**Work to do**
Find and return each line containing "Tickets".

-- start Dataset --

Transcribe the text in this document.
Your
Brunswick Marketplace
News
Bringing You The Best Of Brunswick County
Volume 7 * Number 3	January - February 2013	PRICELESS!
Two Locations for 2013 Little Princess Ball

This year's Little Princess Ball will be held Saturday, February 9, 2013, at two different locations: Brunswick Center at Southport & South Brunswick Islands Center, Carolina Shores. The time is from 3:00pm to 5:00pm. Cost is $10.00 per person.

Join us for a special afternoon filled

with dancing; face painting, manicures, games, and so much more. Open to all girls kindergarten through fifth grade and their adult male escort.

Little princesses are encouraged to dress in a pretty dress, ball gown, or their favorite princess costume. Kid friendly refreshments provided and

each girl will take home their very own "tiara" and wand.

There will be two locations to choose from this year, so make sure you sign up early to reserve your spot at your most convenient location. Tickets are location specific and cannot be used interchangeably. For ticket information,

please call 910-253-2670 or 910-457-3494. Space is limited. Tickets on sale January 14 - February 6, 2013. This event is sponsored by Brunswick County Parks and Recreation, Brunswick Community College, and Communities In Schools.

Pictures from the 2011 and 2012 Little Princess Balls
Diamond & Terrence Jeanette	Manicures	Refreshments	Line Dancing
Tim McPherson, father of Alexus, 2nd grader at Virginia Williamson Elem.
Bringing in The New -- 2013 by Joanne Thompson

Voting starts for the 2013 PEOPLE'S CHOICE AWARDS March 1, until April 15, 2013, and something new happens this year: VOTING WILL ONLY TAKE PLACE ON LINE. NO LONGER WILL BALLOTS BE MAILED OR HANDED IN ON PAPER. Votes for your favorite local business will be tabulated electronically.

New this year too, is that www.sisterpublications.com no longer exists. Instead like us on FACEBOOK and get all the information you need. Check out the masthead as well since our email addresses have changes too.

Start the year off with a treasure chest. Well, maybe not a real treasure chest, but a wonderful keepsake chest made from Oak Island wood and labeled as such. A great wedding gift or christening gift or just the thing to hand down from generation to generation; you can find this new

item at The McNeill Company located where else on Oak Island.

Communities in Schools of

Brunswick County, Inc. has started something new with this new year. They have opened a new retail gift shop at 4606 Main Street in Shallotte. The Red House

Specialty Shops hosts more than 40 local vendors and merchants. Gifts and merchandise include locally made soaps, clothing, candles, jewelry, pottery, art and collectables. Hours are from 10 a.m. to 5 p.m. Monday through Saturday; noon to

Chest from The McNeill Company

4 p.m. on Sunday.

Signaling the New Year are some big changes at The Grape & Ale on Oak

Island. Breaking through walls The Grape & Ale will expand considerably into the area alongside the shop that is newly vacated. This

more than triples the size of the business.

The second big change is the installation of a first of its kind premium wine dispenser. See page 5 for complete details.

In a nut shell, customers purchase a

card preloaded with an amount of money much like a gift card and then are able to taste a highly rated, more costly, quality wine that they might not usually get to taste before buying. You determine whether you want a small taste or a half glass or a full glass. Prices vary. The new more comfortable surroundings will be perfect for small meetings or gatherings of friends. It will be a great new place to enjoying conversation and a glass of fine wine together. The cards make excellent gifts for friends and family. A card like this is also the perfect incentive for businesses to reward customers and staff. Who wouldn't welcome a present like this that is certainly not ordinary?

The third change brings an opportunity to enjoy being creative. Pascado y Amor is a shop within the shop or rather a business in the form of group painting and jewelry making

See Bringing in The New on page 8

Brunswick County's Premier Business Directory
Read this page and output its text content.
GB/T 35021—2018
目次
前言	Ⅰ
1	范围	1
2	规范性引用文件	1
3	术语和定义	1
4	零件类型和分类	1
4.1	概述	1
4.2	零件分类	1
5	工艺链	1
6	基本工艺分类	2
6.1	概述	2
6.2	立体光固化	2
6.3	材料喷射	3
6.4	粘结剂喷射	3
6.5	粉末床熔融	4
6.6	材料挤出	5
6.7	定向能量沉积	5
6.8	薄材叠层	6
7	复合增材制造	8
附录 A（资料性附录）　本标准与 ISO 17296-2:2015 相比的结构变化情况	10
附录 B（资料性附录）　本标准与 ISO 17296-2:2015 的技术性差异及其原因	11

-- end Dataset --
-- start Dataset --

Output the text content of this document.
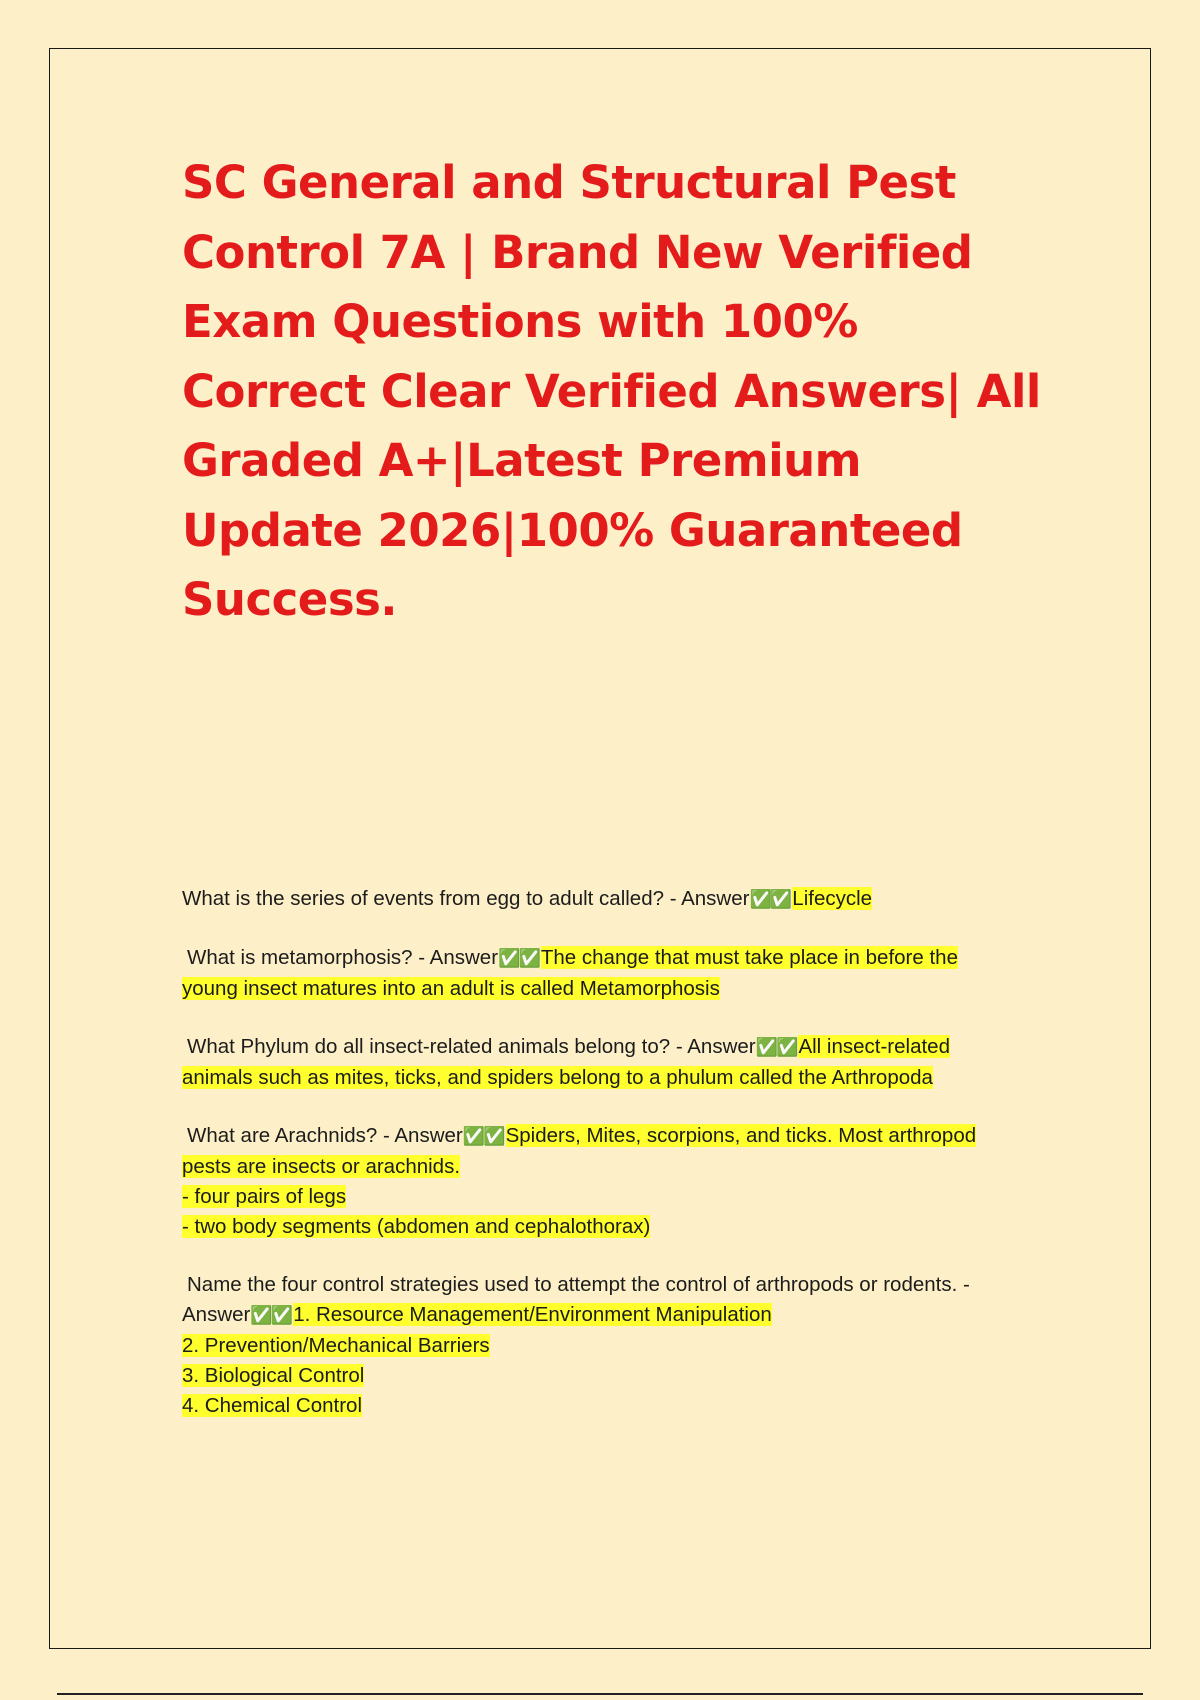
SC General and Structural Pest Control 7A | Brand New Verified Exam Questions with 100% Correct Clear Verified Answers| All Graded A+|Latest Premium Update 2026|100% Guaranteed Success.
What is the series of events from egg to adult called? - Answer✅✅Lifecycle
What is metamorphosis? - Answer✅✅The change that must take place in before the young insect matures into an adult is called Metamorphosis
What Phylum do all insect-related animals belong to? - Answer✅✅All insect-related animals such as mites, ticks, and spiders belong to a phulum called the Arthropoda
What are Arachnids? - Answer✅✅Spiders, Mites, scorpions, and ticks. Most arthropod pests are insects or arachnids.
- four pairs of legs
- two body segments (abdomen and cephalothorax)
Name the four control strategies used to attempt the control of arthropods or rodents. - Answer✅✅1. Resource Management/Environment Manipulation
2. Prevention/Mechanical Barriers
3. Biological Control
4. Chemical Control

-- end Dataset --
-- start Dataset --

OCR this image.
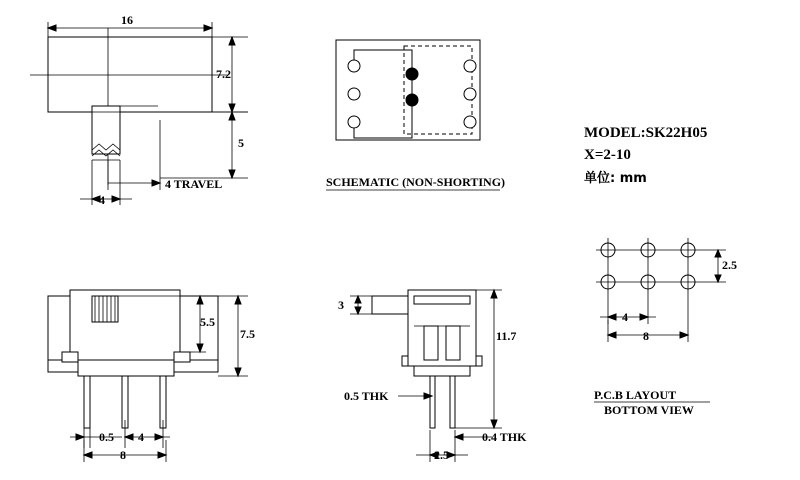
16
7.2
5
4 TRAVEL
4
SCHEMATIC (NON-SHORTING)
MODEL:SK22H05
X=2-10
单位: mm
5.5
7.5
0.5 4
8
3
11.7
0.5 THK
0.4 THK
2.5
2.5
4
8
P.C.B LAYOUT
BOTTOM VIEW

-- end Dataset --

**Finished task**
There will be two locations to choose from this year, so make sure you sign up early to reserve your spot at your most convenient location. Tickets are location specific and cannot be used interchangeably. For ticket information,
please call 910-253-2670 or 910-457-3494. Space is limited. Tickets on sale January 14 - February 6, 2013. This event is sponsored by Brunswick County Parks and Recreation, Brunswick Community College, and Communities In Schools.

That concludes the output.